===== Materials provided

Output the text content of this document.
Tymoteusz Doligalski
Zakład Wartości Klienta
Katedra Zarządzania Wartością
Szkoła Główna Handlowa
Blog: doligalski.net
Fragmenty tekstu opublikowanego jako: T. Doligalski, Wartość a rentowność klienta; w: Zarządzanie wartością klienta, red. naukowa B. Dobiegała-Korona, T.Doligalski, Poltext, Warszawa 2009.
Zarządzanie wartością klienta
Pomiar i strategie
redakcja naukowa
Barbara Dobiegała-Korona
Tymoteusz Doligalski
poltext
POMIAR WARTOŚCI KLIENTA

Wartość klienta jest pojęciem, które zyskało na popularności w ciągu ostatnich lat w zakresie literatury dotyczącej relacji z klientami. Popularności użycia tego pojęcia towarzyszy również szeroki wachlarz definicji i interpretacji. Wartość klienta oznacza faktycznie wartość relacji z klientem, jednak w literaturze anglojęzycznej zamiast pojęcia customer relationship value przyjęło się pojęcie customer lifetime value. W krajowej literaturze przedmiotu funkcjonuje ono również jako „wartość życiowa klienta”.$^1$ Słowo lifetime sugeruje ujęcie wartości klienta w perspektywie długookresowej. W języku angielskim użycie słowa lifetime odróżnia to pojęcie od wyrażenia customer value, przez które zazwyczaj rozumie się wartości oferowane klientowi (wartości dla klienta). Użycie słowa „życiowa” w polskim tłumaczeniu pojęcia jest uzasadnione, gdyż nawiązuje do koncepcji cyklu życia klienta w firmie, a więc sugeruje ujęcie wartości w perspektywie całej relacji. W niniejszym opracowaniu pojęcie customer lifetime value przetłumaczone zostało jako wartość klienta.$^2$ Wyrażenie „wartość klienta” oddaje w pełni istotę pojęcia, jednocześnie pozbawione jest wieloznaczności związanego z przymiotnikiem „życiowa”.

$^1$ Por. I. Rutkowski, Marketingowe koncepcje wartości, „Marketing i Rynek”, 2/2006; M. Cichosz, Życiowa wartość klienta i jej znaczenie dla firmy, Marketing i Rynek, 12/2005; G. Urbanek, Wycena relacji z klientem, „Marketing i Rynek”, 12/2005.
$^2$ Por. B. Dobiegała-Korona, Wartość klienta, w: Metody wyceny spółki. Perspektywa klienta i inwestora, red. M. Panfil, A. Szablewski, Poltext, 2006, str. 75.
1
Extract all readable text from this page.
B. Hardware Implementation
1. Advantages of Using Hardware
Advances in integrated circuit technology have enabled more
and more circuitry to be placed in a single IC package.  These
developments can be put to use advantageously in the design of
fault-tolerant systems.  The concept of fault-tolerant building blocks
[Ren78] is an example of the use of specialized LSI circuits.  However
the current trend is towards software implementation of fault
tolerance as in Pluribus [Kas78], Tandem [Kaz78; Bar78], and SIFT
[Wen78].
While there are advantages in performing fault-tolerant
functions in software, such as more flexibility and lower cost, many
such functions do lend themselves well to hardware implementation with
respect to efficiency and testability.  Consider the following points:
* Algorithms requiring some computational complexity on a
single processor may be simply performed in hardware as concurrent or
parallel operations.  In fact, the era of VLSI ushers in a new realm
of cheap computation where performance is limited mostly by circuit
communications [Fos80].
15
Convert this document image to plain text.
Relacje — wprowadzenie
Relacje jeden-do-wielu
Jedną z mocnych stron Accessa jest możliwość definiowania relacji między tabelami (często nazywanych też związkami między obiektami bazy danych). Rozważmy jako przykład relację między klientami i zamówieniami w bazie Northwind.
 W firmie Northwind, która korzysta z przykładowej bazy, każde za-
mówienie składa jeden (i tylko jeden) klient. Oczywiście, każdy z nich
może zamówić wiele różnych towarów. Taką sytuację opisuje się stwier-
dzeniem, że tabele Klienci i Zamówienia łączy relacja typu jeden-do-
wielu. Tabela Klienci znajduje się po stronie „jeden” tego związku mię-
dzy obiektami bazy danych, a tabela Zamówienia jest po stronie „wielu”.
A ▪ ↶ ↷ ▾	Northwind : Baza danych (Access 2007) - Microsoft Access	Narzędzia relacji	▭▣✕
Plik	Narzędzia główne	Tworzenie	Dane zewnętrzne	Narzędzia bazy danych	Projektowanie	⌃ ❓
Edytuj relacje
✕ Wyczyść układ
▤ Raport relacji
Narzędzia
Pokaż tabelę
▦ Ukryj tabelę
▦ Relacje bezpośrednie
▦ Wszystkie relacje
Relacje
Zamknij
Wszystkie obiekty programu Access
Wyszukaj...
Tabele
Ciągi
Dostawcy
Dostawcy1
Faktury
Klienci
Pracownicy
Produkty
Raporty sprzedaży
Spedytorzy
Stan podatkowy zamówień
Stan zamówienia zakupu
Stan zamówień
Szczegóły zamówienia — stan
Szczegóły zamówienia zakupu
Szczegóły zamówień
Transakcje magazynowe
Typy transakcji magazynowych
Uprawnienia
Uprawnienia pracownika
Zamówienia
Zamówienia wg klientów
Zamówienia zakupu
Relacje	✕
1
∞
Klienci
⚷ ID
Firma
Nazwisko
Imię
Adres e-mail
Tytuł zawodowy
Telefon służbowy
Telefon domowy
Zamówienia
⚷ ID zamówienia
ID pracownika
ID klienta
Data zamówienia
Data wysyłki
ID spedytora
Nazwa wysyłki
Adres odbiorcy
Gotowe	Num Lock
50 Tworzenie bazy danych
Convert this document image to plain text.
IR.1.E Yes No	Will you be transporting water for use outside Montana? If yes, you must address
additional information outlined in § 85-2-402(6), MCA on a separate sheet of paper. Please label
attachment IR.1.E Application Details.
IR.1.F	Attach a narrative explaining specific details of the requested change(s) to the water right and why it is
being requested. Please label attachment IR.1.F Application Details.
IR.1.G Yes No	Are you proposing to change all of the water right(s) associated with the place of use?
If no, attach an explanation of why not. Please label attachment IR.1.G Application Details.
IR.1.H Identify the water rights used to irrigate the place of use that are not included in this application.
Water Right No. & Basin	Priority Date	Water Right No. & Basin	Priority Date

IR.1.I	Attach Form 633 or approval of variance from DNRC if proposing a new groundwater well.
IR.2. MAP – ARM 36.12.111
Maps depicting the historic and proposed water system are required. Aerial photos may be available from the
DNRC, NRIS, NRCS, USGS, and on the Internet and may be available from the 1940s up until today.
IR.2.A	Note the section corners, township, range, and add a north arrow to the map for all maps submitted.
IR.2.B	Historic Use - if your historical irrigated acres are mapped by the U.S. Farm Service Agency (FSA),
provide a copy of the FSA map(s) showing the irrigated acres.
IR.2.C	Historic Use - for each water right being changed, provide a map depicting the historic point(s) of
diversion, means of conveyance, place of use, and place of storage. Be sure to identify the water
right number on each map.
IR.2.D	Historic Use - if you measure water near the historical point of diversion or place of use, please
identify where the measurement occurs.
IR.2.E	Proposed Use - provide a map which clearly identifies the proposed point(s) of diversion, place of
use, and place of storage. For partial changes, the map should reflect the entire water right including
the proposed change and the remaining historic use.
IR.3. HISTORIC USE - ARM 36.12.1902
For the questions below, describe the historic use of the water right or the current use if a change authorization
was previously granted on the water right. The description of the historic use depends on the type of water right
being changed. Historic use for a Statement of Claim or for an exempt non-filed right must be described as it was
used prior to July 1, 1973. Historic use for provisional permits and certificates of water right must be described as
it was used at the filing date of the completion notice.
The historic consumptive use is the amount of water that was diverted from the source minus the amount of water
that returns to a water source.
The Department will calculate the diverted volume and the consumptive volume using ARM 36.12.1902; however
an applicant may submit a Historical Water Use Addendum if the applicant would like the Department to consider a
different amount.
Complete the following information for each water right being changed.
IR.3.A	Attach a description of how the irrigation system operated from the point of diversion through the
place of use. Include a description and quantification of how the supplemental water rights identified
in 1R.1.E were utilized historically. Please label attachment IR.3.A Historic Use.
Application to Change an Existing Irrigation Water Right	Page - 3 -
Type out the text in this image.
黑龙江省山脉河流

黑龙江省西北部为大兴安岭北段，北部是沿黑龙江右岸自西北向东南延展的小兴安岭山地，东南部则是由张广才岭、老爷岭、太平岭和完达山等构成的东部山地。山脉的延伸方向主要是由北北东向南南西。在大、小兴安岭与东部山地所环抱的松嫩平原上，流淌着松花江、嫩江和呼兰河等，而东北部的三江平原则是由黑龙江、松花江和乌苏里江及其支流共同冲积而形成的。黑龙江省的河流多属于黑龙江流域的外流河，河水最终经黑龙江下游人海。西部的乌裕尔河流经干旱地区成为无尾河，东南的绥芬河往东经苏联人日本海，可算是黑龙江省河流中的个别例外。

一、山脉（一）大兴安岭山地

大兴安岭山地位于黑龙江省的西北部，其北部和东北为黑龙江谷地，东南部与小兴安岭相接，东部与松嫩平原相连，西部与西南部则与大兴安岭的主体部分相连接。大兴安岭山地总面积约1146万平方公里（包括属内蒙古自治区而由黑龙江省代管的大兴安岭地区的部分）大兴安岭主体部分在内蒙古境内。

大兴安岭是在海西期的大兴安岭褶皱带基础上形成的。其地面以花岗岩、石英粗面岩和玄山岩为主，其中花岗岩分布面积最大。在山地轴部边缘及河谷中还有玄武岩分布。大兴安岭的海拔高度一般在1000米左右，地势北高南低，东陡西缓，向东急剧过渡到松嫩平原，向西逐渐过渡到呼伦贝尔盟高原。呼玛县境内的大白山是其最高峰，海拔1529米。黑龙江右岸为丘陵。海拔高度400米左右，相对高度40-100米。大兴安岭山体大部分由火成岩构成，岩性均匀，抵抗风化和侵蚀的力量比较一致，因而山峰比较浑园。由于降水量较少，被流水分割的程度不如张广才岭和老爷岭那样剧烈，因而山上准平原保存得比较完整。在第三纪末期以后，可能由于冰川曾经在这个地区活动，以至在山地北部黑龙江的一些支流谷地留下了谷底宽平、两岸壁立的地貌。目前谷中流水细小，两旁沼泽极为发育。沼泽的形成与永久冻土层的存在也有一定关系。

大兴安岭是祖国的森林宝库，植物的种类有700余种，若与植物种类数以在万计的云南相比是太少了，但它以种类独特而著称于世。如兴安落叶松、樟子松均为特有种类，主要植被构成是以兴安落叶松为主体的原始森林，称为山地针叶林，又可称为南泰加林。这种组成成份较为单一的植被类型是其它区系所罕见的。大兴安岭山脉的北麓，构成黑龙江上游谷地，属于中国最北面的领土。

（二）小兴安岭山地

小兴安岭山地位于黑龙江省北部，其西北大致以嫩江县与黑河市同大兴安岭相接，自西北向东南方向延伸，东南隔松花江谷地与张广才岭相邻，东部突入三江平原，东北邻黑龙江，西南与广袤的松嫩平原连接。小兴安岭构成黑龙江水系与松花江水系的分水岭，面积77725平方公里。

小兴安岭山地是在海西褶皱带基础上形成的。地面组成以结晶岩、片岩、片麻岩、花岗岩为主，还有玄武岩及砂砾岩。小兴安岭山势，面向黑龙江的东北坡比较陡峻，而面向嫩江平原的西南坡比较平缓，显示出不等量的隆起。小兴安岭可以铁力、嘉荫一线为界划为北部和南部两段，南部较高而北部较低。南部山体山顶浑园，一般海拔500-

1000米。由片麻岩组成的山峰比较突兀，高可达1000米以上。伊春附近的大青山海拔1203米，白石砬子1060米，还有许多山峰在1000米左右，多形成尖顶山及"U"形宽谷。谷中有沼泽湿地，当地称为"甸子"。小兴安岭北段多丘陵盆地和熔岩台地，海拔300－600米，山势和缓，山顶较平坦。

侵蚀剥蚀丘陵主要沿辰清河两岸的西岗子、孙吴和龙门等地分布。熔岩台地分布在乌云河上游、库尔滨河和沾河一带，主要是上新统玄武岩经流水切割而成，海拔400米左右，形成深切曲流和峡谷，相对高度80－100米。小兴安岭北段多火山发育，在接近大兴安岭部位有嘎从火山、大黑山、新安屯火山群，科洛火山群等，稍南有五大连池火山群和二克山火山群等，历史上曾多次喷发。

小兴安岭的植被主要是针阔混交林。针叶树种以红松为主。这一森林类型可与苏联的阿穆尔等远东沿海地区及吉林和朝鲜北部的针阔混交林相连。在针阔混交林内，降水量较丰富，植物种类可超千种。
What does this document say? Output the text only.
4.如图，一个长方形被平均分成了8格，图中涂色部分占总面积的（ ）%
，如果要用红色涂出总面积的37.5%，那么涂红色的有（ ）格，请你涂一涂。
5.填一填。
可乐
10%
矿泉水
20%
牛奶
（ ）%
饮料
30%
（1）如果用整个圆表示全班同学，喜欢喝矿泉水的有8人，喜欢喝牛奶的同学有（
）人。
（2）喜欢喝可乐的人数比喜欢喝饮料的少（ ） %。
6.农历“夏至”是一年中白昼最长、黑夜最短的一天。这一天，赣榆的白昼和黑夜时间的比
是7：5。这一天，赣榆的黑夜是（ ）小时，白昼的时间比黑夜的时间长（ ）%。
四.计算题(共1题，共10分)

==========

Looking at the records above, report how many lines contain the word "rights". Answer with the number only.

2